From the listing below, select every line where the word "части" appears.

● Material shown
+-------+

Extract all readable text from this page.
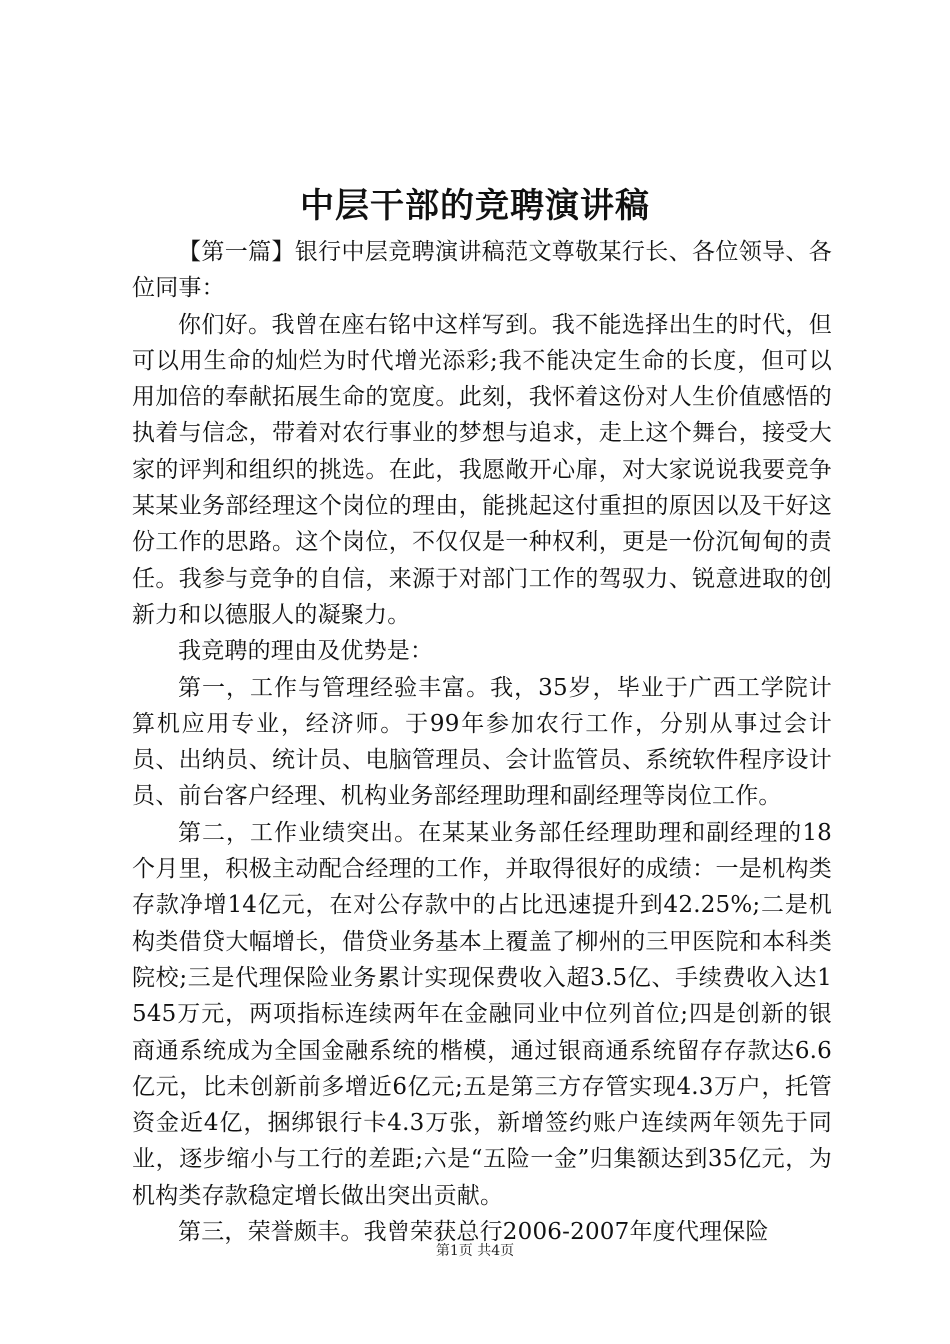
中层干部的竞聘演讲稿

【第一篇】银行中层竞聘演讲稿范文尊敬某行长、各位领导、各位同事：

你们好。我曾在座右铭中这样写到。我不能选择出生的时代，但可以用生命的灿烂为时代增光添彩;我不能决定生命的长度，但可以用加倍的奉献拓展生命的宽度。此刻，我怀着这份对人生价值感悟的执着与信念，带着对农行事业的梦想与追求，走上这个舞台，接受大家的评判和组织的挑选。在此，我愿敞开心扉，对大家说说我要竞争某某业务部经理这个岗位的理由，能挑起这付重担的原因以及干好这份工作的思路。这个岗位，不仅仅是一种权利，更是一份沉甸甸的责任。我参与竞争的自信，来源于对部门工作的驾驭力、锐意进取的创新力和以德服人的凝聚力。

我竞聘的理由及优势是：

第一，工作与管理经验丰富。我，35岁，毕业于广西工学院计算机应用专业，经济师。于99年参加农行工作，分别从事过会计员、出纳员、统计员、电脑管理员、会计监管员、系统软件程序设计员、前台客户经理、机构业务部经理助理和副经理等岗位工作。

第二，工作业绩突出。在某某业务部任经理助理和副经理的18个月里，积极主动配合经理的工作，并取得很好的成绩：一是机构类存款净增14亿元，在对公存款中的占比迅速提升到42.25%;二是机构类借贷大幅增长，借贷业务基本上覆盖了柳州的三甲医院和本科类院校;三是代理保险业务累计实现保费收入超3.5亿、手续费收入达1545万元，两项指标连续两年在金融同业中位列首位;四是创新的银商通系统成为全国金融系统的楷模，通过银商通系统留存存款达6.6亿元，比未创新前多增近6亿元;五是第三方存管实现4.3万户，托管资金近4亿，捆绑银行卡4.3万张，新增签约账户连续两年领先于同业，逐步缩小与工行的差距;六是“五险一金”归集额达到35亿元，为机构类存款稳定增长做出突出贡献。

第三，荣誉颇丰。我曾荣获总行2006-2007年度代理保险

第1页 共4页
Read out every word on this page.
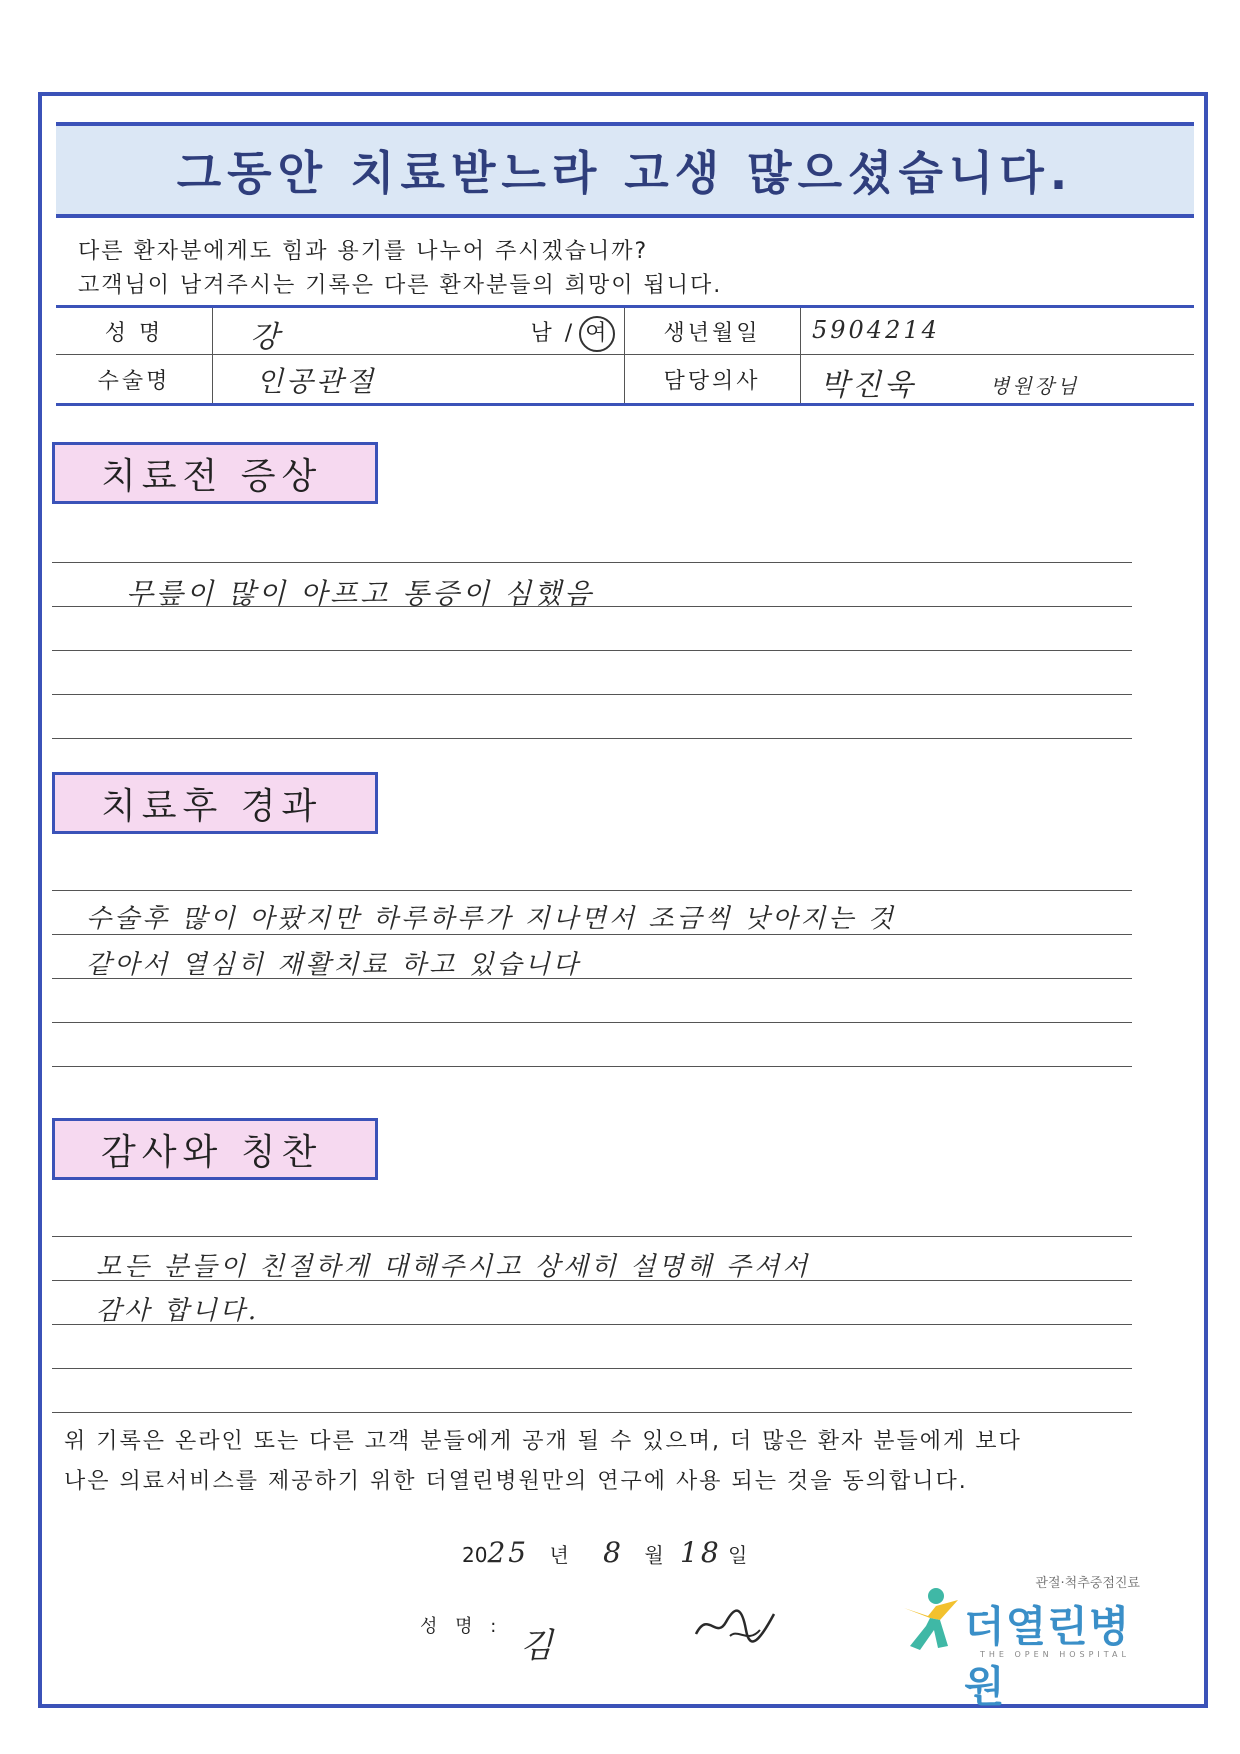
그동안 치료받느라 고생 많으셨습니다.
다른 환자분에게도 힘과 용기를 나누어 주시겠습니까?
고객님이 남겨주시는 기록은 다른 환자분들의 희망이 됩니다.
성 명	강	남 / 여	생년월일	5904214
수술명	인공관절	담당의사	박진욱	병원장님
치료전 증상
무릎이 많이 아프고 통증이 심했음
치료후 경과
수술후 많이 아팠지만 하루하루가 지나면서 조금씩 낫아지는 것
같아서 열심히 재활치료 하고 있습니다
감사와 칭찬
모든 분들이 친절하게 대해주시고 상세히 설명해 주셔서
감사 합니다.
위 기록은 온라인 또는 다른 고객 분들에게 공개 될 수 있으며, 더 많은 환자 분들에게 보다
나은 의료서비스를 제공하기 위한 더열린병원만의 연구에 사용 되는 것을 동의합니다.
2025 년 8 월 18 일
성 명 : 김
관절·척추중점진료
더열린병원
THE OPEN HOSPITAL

+-------+

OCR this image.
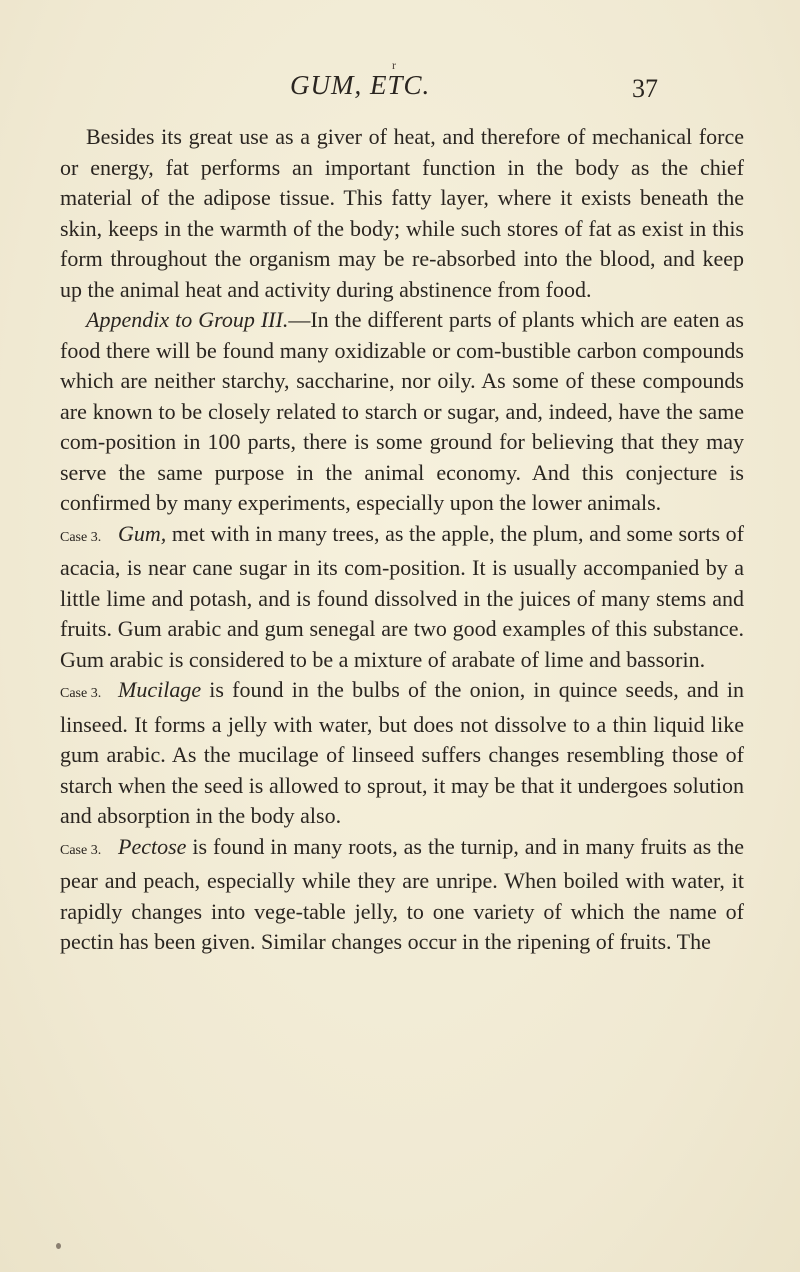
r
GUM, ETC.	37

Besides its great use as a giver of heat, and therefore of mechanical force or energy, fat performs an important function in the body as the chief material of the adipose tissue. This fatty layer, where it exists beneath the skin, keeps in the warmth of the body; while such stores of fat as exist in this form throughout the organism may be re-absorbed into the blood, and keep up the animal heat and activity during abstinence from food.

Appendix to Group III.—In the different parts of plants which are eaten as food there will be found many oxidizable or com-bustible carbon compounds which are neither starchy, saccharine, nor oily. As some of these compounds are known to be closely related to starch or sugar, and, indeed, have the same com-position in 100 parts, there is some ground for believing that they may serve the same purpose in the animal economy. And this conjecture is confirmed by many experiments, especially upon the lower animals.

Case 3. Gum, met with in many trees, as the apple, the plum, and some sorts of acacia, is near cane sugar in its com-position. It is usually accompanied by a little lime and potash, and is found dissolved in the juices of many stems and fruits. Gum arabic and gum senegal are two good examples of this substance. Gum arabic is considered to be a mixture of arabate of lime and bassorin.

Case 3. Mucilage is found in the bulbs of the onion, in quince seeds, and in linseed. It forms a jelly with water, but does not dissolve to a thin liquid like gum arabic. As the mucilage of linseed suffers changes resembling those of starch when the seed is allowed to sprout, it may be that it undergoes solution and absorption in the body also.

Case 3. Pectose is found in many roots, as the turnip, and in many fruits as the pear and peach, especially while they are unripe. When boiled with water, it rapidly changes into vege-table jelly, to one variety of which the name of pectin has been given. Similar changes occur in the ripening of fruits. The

+-------+

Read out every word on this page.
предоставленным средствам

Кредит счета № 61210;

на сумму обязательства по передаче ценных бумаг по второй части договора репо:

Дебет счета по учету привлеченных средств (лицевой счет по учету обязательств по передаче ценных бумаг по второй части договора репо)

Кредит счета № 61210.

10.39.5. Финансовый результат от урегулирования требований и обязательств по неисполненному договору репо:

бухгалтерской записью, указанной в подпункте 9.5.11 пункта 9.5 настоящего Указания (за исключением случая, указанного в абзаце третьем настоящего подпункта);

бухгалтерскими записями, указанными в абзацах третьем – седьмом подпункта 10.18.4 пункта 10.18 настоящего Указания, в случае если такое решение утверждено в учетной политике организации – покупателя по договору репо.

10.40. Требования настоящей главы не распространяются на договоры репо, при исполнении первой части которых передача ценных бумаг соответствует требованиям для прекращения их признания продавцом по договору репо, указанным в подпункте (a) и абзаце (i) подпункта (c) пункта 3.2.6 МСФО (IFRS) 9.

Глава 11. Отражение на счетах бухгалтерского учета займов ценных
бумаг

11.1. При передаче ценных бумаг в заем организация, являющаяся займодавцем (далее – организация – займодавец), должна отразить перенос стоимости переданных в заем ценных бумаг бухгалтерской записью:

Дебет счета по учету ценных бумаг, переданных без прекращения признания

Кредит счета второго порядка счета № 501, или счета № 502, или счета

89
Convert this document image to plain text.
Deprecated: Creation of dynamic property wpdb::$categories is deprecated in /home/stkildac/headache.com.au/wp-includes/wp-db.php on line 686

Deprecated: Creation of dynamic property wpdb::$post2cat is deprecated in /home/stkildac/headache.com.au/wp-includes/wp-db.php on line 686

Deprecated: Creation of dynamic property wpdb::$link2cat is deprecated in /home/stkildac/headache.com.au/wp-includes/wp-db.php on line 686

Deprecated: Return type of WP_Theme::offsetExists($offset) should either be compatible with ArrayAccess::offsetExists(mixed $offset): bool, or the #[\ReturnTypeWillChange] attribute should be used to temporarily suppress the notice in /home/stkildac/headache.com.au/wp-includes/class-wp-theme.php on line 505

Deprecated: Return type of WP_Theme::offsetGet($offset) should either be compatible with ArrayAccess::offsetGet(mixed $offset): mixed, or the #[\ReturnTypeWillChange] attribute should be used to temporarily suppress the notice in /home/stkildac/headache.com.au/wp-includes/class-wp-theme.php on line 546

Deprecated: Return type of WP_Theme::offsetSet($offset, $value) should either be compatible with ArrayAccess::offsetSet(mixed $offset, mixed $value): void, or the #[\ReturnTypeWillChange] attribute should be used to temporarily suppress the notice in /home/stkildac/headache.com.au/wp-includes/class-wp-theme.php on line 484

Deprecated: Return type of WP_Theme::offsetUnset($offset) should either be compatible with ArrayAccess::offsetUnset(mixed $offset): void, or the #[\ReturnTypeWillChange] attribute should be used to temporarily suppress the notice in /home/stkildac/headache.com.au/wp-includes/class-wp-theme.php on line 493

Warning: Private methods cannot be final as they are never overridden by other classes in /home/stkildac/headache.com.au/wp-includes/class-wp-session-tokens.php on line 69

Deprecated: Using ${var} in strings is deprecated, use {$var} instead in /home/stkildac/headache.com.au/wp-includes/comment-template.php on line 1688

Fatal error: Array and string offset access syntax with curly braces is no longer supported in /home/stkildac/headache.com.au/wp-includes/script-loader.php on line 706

+-------+

● Response to this exercise
на сумму обязательства по передаче ценных бумаг по второй части договора репо:
Дебет счета по учету привлеченных средств (лицевой счет по учету обязательств по передаче ценных бумаг по второй части договора репо)
10.40. Требования настоящей главы не распространяются на договоры репо, при исполнении первой части которых передача ценных бумаг соответствует требованиям для прекращения их признания продавцом по договору репо, указанным в подпункте (a) и абзаце (i) подпункта (c) пункта 3.2.6 МСФО (IFRS) 9.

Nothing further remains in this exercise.